## [TASK TO COMPLETE]
Find every line with the word "grid". Copy those lines.

Source records
:::

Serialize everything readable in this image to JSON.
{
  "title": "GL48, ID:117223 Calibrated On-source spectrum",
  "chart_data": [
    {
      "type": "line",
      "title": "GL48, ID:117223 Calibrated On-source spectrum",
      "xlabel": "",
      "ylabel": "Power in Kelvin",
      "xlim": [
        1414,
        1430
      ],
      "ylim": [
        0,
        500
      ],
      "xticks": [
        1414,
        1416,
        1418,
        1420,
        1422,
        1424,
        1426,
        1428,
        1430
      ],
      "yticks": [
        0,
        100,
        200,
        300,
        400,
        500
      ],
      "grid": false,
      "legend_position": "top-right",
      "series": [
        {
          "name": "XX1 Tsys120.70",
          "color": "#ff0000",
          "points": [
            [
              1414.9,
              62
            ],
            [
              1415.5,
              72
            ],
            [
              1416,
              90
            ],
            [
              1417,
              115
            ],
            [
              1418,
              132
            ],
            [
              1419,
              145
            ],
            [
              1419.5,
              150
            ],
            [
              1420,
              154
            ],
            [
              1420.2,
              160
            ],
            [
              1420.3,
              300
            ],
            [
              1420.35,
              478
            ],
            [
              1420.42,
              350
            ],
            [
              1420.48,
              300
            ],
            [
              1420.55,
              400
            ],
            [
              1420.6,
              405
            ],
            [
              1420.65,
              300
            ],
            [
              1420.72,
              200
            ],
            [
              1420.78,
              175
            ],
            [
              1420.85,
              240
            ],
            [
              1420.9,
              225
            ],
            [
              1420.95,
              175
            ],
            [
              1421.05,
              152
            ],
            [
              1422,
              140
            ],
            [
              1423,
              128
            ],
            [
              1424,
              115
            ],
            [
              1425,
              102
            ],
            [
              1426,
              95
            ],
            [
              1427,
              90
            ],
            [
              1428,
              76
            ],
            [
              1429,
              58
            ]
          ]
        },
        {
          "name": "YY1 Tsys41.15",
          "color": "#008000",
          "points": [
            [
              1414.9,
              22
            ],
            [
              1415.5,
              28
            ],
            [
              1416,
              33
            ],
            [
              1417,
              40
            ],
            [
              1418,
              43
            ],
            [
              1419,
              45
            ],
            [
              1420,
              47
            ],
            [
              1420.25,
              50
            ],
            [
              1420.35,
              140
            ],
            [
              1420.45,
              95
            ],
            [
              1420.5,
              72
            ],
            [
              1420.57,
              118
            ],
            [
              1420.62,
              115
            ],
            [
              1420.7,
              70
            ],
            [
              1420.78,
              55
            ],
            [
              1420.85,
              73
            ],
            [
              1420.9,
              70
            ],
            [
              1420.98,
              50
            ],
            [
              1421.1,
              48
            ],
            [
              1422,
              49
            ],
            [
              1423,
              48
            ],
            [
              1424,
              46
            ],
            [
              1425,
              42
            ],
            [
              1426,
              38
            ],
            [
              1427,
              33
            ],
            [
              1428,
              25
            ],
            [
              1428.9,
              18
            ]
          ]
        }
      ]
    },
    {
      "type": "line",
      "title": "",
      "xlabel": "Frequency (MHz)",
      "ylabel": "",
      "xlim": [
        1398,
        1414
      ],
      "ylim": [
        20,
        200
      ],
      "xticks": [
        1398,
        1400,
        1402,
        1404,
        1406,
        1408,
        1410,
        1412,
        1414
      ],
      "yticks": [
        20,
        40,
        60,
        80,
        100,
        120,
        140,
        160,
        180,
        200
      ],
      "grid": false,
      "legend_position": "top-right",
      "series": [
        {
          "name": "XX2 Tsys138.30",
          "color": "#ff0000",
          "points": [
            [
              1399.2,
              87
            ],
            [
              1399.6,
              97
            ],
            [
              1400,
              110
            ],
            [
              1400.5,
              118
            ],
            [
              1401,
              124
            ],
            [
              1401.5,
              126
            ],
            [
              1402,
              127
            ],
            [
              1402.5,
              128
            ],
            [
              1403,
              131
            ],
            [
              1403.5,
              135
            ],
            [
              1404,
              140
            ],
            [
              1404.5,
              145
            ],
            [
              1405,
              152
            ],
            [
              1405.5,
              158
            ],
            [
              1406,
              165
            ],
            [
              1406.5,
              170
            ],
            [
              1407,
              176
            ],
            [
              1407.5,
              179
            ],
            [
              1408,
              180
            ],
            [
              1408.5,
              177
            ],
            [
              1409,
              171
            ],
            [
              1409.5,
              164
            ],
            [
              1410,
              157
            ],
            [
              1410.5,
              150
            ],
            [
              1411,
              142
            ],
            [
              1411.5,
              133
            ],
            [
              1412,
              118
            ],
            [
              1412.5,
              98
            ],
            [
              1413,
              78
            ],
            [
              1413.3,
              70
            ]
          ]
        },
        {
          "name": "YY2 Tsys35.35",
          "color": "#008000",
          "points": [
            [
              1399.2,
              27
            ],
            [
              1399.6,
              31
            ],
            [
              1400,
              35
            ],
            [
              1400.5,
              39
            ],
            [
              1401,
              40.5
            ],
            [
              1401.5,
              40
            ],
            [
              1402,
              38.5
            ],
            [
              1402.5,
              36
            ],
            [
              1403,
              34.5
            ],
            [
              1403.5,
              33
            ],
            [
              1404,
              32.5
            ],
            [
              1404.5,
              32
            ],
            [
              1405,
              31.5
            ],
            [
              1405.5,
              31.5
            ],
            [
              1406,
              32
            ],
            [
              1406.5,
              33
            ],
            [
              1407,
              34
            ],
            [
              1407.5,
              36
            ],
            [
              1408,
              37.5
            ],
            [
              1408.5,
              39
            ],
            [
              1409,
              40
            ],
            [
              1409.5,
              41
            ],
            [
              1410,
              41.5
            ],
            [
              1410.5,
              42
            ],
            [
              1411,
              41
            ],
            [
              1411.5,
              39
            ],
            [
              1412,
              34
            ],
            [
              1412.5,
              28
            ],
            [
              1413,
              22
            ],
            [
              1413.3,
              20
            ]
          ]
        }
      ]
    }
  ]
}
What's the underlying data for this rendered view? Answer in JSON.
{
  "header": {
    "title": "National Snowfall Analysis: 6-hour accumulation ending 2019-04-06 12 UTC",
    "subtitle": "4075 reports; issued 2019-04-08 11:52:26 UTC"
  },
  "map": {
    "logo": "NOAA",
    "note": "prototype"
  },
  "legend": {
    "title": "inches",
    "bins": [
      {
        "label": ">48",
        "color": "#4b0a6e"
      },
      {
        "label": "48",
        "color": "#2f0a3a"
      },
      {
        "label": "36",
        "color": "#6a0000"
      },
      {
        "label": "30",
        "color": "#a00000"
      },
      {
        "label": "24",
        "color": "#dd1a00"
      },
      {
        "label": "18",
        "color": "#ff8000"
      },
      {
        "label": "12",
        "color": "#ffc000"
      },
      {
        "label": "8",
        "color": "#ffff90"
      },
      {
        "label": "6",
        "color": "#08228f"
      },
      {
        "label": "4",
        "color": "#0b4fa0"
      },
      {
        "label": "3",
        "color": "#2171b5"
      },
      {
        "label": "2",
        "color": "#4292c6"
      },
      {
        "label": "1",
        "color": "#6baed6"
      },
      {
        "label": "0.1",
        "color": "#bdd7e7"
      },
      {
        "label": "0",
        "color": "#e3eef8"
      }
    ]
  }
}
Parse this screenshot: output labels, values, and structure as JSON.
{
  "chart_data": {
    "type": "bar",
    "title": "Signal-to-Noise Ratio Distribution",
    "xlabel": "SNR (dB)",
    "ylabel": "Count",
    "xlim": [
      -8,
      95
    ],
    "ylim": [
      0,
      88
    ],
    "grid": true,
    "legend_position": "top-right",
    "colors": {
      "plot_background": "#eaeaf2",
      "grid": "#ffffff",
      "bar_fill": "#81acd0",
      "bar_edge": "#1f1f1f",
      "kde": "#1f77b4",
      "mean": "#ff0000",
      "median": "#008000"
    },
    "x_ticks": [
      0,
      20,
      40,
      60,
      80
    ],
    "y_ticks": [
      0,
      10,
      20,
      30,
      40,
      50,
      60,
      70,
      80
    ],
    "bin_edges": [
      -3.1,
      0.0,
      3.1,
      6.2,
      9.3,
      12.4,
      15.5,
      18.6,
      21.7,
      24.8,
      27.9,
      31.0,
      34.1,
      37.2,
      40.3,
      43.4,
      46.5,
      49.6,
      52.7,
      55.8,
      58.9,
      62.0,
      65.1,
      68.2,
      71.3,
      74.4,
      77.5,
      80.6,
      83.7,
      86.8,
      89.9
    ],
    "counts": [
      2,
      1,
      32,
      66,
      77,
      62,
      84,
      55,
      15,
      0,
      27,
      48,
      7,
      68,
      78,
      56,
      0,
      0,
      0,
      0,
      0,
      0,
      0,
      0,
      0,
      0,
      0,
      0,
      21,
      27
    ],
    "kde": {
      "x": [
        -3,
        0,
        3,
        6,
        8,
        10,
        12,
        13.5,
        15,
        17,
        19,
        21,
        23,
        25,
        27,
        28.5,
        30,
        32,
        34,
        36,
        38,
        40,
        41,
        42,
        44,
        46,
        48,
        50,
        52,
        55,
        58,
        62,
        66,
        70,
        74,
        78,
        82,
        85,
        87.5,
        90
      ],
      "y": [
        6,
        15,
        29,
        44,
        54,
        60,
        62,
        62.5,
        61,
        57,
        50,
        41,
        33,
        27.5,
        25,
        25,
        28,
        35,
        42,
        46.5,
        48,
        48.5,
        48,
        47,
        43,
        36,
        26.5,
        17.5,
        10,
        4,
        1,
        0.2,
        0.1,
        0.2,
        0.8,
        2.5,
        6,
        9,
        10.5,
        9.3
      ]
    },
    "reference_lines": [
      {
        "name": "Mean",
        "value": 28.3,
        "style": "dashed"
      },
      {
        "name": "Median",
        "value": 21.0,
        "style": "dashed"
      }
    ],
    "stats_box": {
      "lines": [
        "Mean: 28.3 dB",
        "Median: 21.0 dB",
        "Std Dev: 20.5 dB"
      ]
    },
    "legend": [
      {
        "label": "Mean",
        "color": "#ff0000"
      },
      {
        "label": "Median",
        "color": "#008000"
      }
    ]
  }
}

:::

## [TASK RESULT]
      "grid": false,
      "grid": false,
    "grid": true,
      "grid": "#ffffff",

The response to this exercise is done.